▶ [DIRECTIONS FOR THIS TASK] Leave out the pictures, then reproduce the rest of the material exactly.

___ RECORDS SUPPLIED

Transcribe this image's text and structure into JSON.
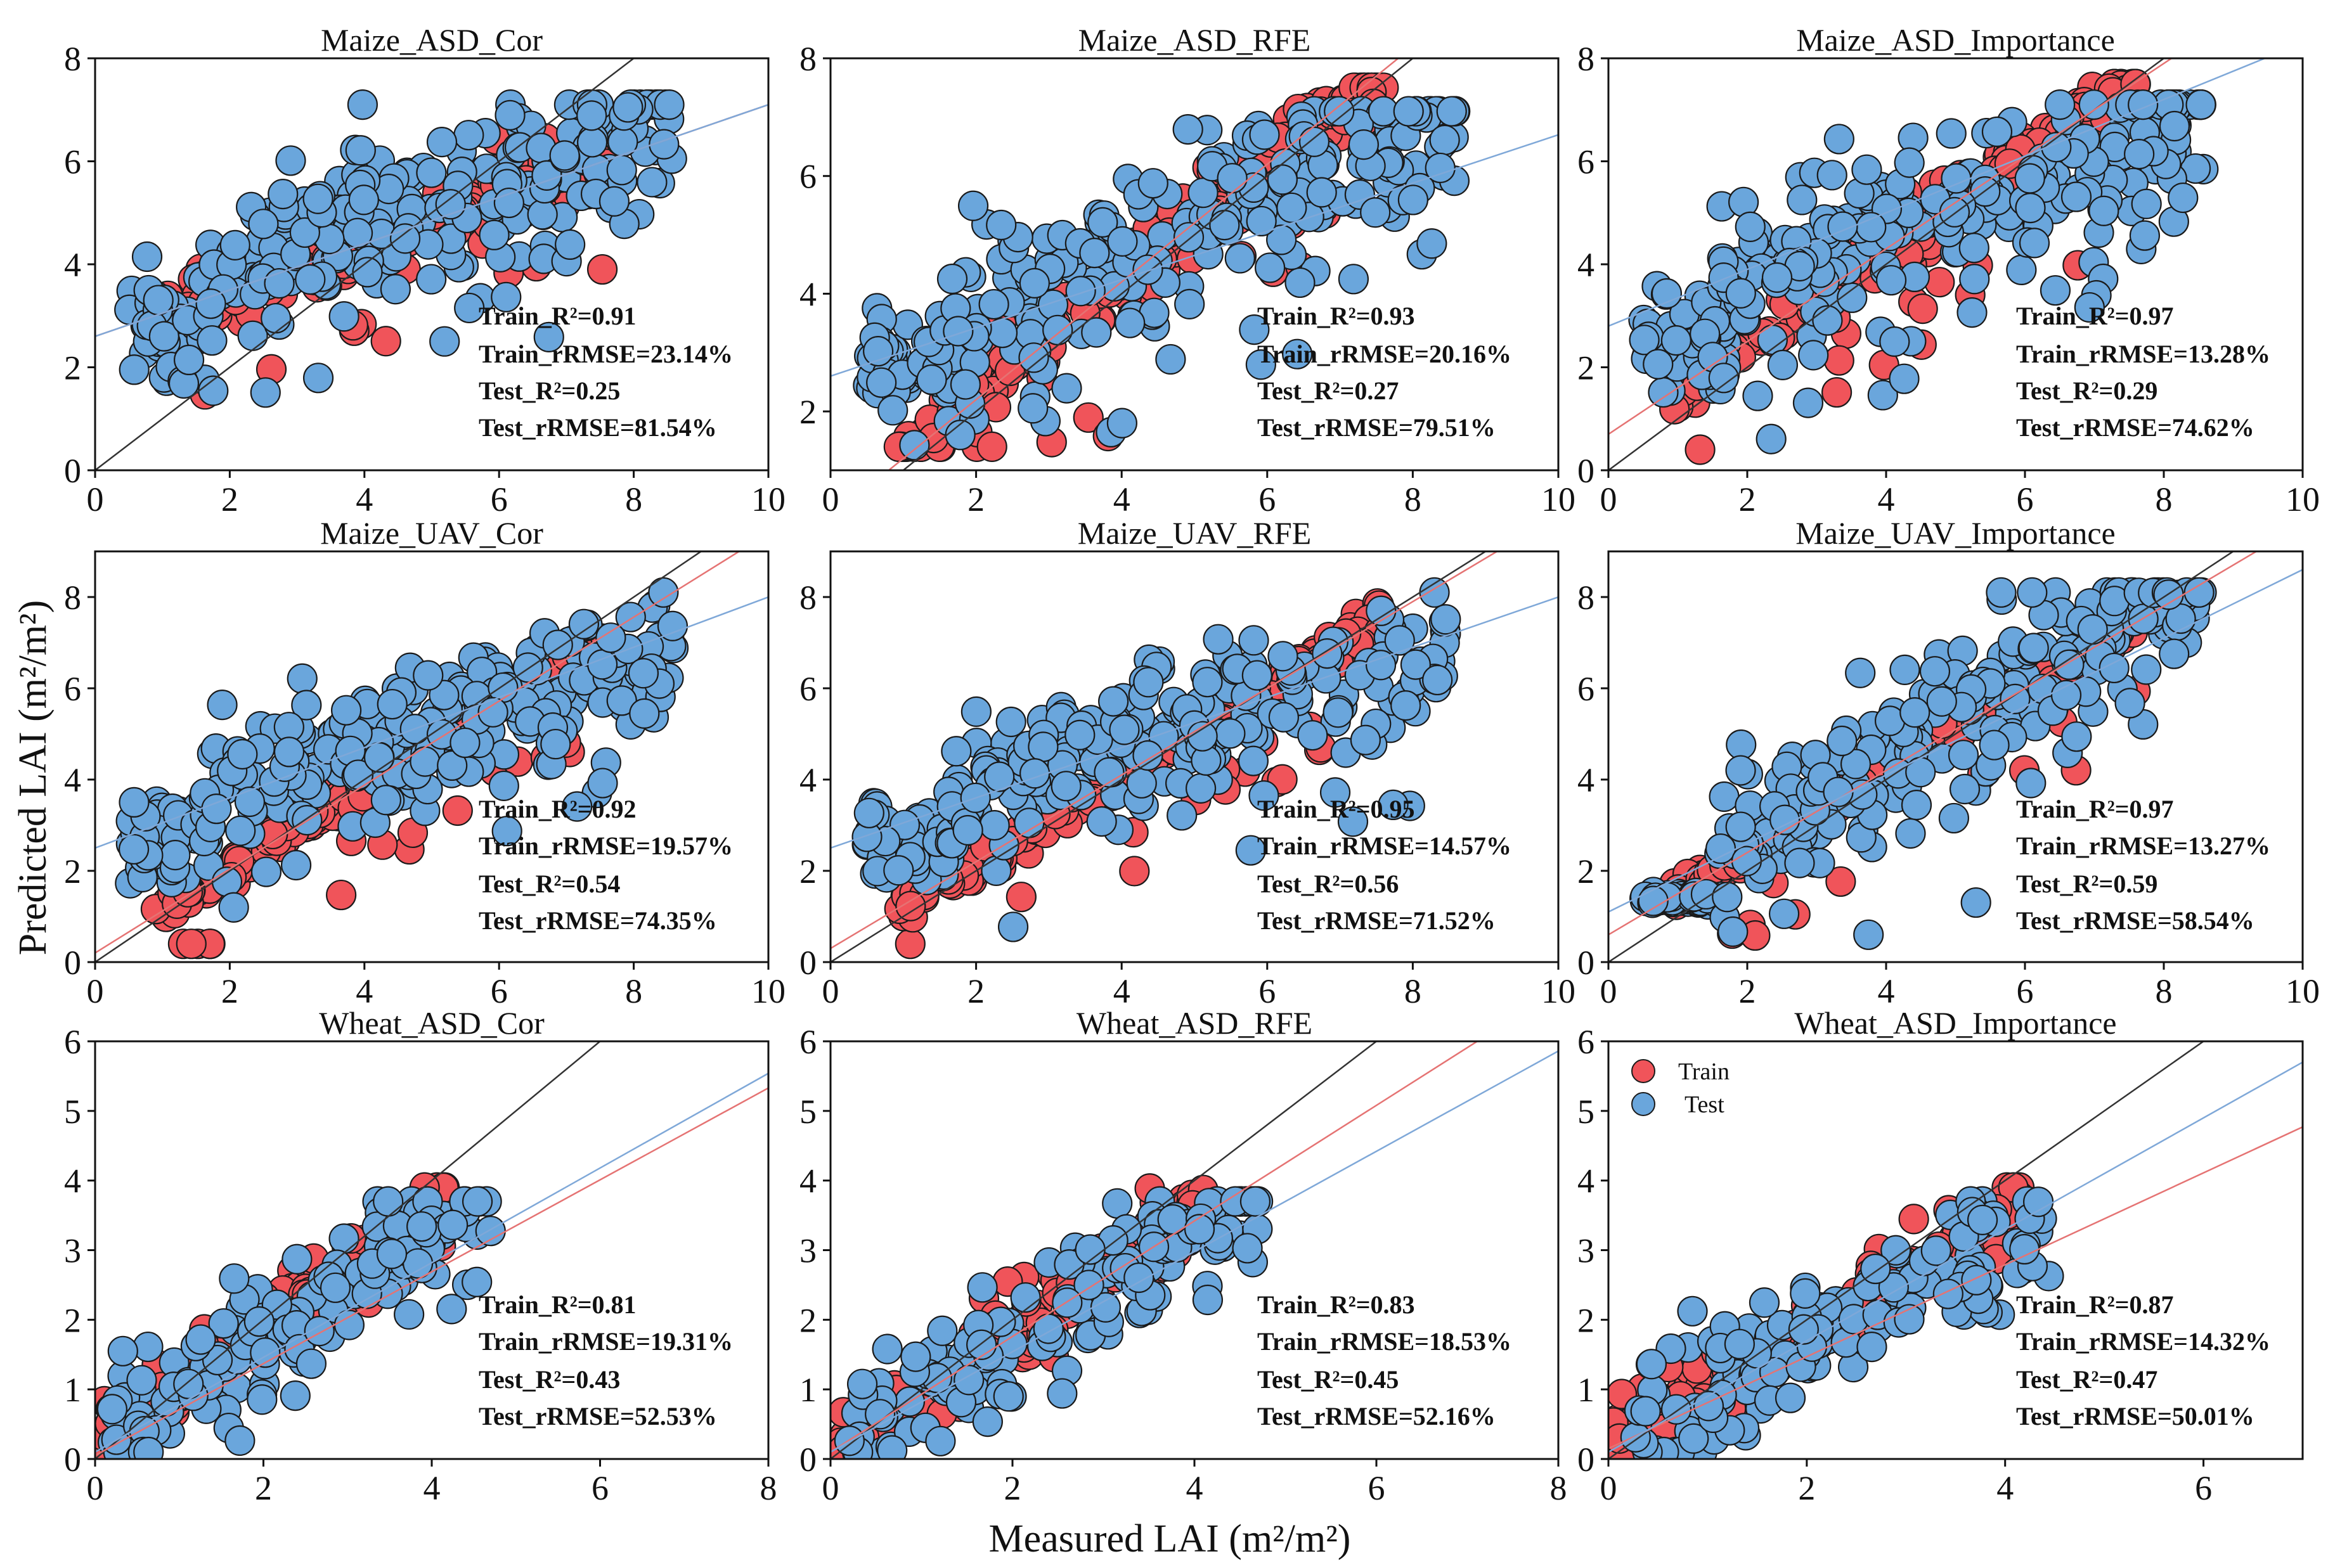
{
  "figure": {
    "xlabel": "Measured LAI (m²/m²)",
    "ylabel": "Predicted LAI (m²/m²)"
  },
  "legend": {
    "train_label": "Train",
    "test_label": "Test"
  },
  "colors": {
    "train_fill": "#f0545a",
    "test_fill": "#6aa6dc",
    "marker_edge": "#1a1a1a",
    "one_to_one": "#333333",
    "train_fit": "#e57373",
    "test_fit": "#7fa8d8"
  },
  "chart_data": [
    {
      "type": "scatter",
      "title": "Maize_ASD_Cor",
      "xlim": [
        0,
        10
      ],
      "ylim": [
        0,
        8
      ],
      "xticks": [
        0,
        2,
        4,
        6,
        8,
        10
      ],
      "yticks": [
        0,
        2,
        4,
        6,
        8
      ],
      "train_fit": [
        0.45,
        2.6
      ],
      "test_fit": [
        0.45,
        2.6
      ],
      "stats": {
        "train_r2": "Train_R²=0.91",
        "train_rrmse": "Train_rRMSE=23.14%",
        "test_r2": "Test_R²=0.25",
        "test_rrmse": "Test_rRMSE=81.54%"
      }
    },
    {
      "type": "scatter",
      "title": "Maize_ASD_RFE",
      "xlim": [
        0,
        10
      ],
      "ylim": [
        1,
        8
      ],
      "xticks": [
        0,
        2,
        4,
        6,
        8,
        10
      ],
      "yticks": [
        2,
        4,
        6,
        8
      ],
      "train_fit": [
        1.0,
        0.2
      ],
      "test_fit": [
        0.41,
        2.6
      ],
      "stats": {
        "train_r2": "Train_R²=0.93",
        "train_rrmse": "Train_rRMSE=20.16%",
        "test_r2": "Test_R²=0.27",
        "test_rrmse": "Test_rRMSE=79.51%"
      }
    },
    {
      "type": "scatter",
      "title": "Maize_ASD_Importance",
      "xlim": [
        0,
        10
      ],
      "ylim": [
        0,
        8
      ],
      "xticks": [
        0,
        2,
        4,
        6,
        8,
        10
      ],
      "yticks": [
        0,
        2,
        4,
        6,
        8
      ],
      "train_fit": [
        0.9,
        0.7
      ],
      "test_fit": [
        0.55,
        2.8
      ],
      "stats": {
        "train_r2": "Train_R²=0.97",
        "train_rrmse": "Train_rRMSE=13.28%",
        "test_r2": "Test_R²=0.29",
        "test_rrmse": "Test_rRMSE=74.62%"
      }
    },
    {
      "type": "scatter",
      "title": "Maize_UAV_Cor",
      "xlim": [
        0,
        10
      ],
      "ylim": [
        0,
        9
      ],
      "xticks": [
        0,
        2,
        4,
        6,
        8,
        10
      ],
      "yticks": [
        0,
        2,
        4,
        6,
        8
      ],
      "train_fit": [
        0.92,
        0.2
      ],
      "test_fit": [
        0.55,
        2.5
      ],
      "stats": {
        "train_r2": "Train_R²=0.92",
        "train_rrmse": "Train_rRMSE=19.57%",
        "test_r2": "Test_R²=0.54",
        "test_rrmse": "Test_rRMSE=74.35%"
      }
    },
    {
      "type": "scatter",
      "title": "Maize_UAV_RFE",
      "xlim": [
        0,
        10
      ],
      "ylim": [
        0,
        9
      ],
      "xticks": [
        0,
        2,
        4,
        6,
        8,
        10
      ],
      "yticks": [
        0,
        2,
        4,
        6,
        8
      ],
      "train_fit": [
        0.95,
        0.3
      ],
      "test_fit": [
        0.55,
        2.5
      ],
      "stats": {
        "train_r2": "Train_R²=0.95",
        "train_rrmse": "Train_rRMSE=14.57%",
        "test_r2": "Test_R²=0.56",
        "test_rrmse": "Test_rRMSE=71.52%"
      }
    },
    {
      "type": "scatter",
      "title": "Maize_UAV_Importance",
      "xlim": [
        0,
        10
      ],
      "ylim": [
        0,
        9
      ],
      "xticks": [
        0,
        2,
        4,
        6,
        8,
        10
      ],
      "yticks": [
        0,
        2,
        4,
        6,
        8
      ],
      "train_fit": [
        0.9,
        0.6
      ],
      "test_fit": [
        0.75,
        1.1
      ],
      "stats": {
        "train_r2": "Train_R²=0.97",
        "train_rrmse": "Train_rRMSE=13.27%",
        "test_r2": "Test_R²=0.59",
        "test_rrmse": "Test_rRMSE=58.54%"
      }
    },
    {
      "type": "scatter",
      "title": "Wheat_ASD_Cor",
      "xlim": [
        0,
        8
      ],
      "ylim": [
        0,
        6
      ],
      "xticks": [
        0,
        2,
        4,
        6,
        8
      ],
      "yticks": [
        0,
        1,
        2,
        3,
        4,
        5,
        6
      ],
      "train_fit": [
        0.66,
        0.05
      ],
      "test_fit": [
        0.68,
        0.1
      ],
      "stats": {
        "train_r2": "Train_R²=0.81",
        "train_rrmse": "Train_rRMSE=19.31%",
        "test_r2": "Test_R²=0.43",
        "test_rrmse": "Test_rRMSE=52.53%"
      }
    },
    {
      "type": "scatter",
      "title": "Wheat_ASD_RFE",
      "xlim": [
        0,
        8
      ],
      "ylim": [
        0,
        6
      ],
      "xticks": [
        0,
        2,
        4,
        6,
        8
      ],
      "yticks": [
        0,
        1,
        2,
        3,
        4,
        5,
        6
      ],
      "train_fit": [
        0.83,
        0.1
      ],
      "test_fit": [
        0.72,
        0.1
      ],
      "stats": {
        "train_r2": "Train_R²=0.83",
        "train_rrmse": "Train_rRMSE=18.53%",
        "test_r2": "Test_R²=0.45",
        "test_rrmse": "Test_rRMSE=52.16%"
      }
    },
    {
      "type": "scatter",
      "title": "Wheat_ASD_Importance",
      "xlim": [
        0,
        7
      ],
      "ylim": [
        0,
        6
      ],
      "xticks": [
        0,
        2,
        4,
        6
      ],
      "yticks": [
        0,
        1,
        2,
        3,
        4,
        5,
        6
      ],
      "train_fit": [
        0.66,
        0.15
      ],
      "test_fit": [
        0.8,
        0.1
      ],
      "stats": {
        "train_r2": "Train_R²=0.87",
        "train_rrmse": "Train_rRMSE=14.32%",
        "test_r2": "Test_R²=0.47",
        "test_rrmse": "Test_rRMSE=50.01%"
      },
      "legend": true
    }
  ]
}
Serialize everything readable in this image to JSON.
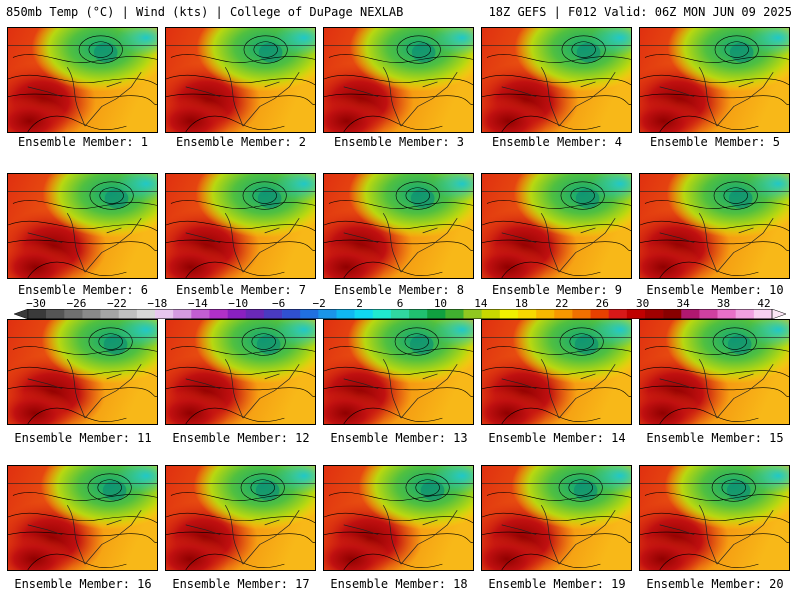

______

▶ [ANSWER TO THE PROBLEM]
Transcribe this image's text and structure into JSON.
{
  "figure": {
    "xlabel": "Measured LAI (m²/m²)",
    "ylabel": "Predicted LAI (m²/m²)"
  },
  "legend": {
    "train_label": "Train",
    "test_label": "Test"
  },
  "colors": {
    "train_fill": "#f0545a",
    "test_fill": "#6aa6dc",
    "marker_edge": "#1a1a1a",
    "one_to_one": "#333333",
    "train_fit": "#e57373",
    "test_fit": "#7fa8d8"
  },
  "chart_data": [
    {
      "type": "scatter",
      "title": "Maize_ASD_Cor",
      "xlim": [
        0,
        10
      ],
      "ylim": [
        0,
        8
      ],
      "xticks": [
        0,
        2,
        4,
        6,
        8,
        10
      ],
      "yticks": [
        0,
        2,
        4,
        6,
        8
      ],
      "train_fit": [
        0.45,
        2.6
      ],
      "test_fit": [
        0.45,
        2.6
      ],
      "stats": {
        "train_r2": "Train_R²=0.91",
        "train_rrmse": "Train_rRMSE=23.14%",
        "test_r2": "Test_R²=0.25",
        "test_rrmse": "Test_rRMSE=81.54%"
      }
    },
    {
      "type": "scatter",
      "title": "Maize_ASD_RFE",
      "xlim": [
        0,
        10
      ],
      "ylim": [
        1,
        8
      ],
      "xticks": [
        0,
        2,
        4,
        6,
        8,
        10
      ],
      "yticks": [
        2,
        4,
        6,
        8
      ],
      "train_fit": [
        1.0,
        0.2
      ],
      "test_fit": [
        0.41,
        2.6
      ],
      "stats": {
        "train_r2": "Train_R²=0.93",
        "train_rrmse": "Train_rRMSE=20.16%",
        "test_r2": "Test_R²=0.27",
        "test_rrmse": "Test_rRMSE=79.51%"
      }
    },
    {
      "type": "scatter",
      "title": "Maize_ASD_Importance",
      "xlim": [
        0,
        10
      ],
      "ylim": [
        0,
        8
      ],
      "xticks": [
        0,
        2,
        4,
        6,
        8,
        10
      ],
      "yticks": [
        0,
        2,
        4,
        6,
        8
      ],
      "train_fit": [
        0.9,
        0.7
      ],
      "test_fit": [
        0.55,
        2.8
      ],
      "stats": {
        "train_r2": "Train_R²=0.97",
        "train_rrmse": "Train_rRMSE=13.28%",
        "test_r2": "Test_R²=0.29",
        "test_rrmse": "Test_rRMSE=74.62%"
      }
    },
    {
      "type": "scatter",
      "title": "Maize_UAV_Cor",
      "xlim": [
        0,
        10
      ],
      "ylim": [
        0,
        9
      ],
      "xticks": [
        0,
        2,
        4,
        6,
        8,
        10
      ],
      "yticks": [
        0,
        2,
        4,
        6,
        8
      ],
      "train_fit": [
        0.92,
        0.2
      ],
      "test_fit": [
        0.55,
        2.5
      ],
      "stats": {
        "train_r2": "Train_R²=0.92",
        "train_rrmse": "Train_rRMSE=19.57%",
        "test_r2": "Test_R²=0.54",
        "test_rrmse": "Test_rRMSE=74.35%"
      }
    },
    {
      "type": "scatter",
      "title": "Maize_UAV_RFE",
      "xlim": [
        0,
        10
      ],
      "ylim": [
        0,
        9
      ],
      "xticks": [
        0,
        2,
        4,
        6,
        8,
        10
      ],
      "yticks": [
        0,
        2,
        4,
        6,
        8
      ],
      "train_fit": [
        0.95,
        0.3
      ],
      "test_fit": [
        0.55,
        2.5
      ],
      "stats": {
        "train_r2": "Train_R²=0.95",
        "train_rrmse": "Train_rRMSE=14.57%",
        "test_r2": "Test_R²=0.56",
        "test_rrmse": "Test_rRMSE=71.52%"
      }
    },
    {
      "type": "scatter",
      "title": "Maize_UAV_Importance",
      "xlim": [
        0,
        10
      ],
      "ylim": [
        0,
        9
      ],
      "xticks": [
        0,
        2,
        4,
        6,
        8,
        10
      ],
      "yticks": [
        0,
        2,
        4,
        6,
        8
      ],
      "train_fit": [
        0.9,
        0.6
      ],
      "test_fit": [
        0.75,
        1.1
      ],
      "stats": {
        "train_r2": "Train_R²=0.97",
        "train_rrmse": "Train_rRMSE=13.27%",
        "test_r2": "Test_R²=0.59",
        "test_rrmse": "Test_rRMSE=58.54%"
      }
    },
    {
      "type": "scatter",
      "title": "Wheat_ASD_Cor",
      "xlim": [
        0,
        8
      ],
      "ylim": [
        0,
        6
      ],
      "xticks": [
        0,
        2,
        4,
        6,
        8
      ],
      "yticks": [
        0,
        1,
        2,
        3,
        4,
        5,
        6
      ],
      "train_fit": [
        0.66,
        0.05
      ],
      "test_fit": [
        0.68,
        0.1
      ],
      "stats": {
        "train_r2": "Train_R²=0.81",
        "train_rrmse": "Train_rRMSE=19.31%",
        "test_r2": "Test_R²=0.43",
        "test_rrmse": "Test_rRMSE=52.53%"
      }
    },
    {
      "type": "scatter",
      "title": "Wheat_ASD_RFE",
      "xlim": [
        0,
        8
      ],
      "ylim": [
        0,
        6
      ],
      "xticks": [
        0,
        2,
        4,
        6,
        8
      ],
      "yticks": [
        0,
        1,
        2,
        3,
        4,
        5,
        6
      ],
      "train_fit": [
        0.83,
        0.1
      ],
      "test_fit": [
        0.72,
        0.1
      ],
      "stats": {
        "train_r2": "Train_R²=0.83",
        "train_rrmse": "Train_rRMSE=18.53%",
        "test_r2": "Test_R²=0.45",
        "test_rrmse": "Test_rRMSE=52.16%"
      }
    },
    {
      "type": "scatter",
      "title": "Wheat_ASD_Importance",
      "xlim": [
        0,
        7
      ],
      "ylim": [
        0,
        6
      ],
      "xticks": [
        0,
        2,
        4,
        6
      ],
      "yticks": [
        0,
        1,
        2,
        3,
        4,
        5,
        6
      ],
      "train_fit": [
        0.66,
        0.15
      ],
      "test_fit": [
        0.8,
        0.1
      ],
      "stats": {
        "train_r2": "Train_R²=0.87",
        "train_rrmse": "Train_rRMSE=14.32%",
        "test_r2": "Test_R²=0.47",
        "test_rrmse": "Test_rRMSE=50.01%"
      },
      "legend": true
    }
  ]
}
Serialize everything readable in this image to JSON.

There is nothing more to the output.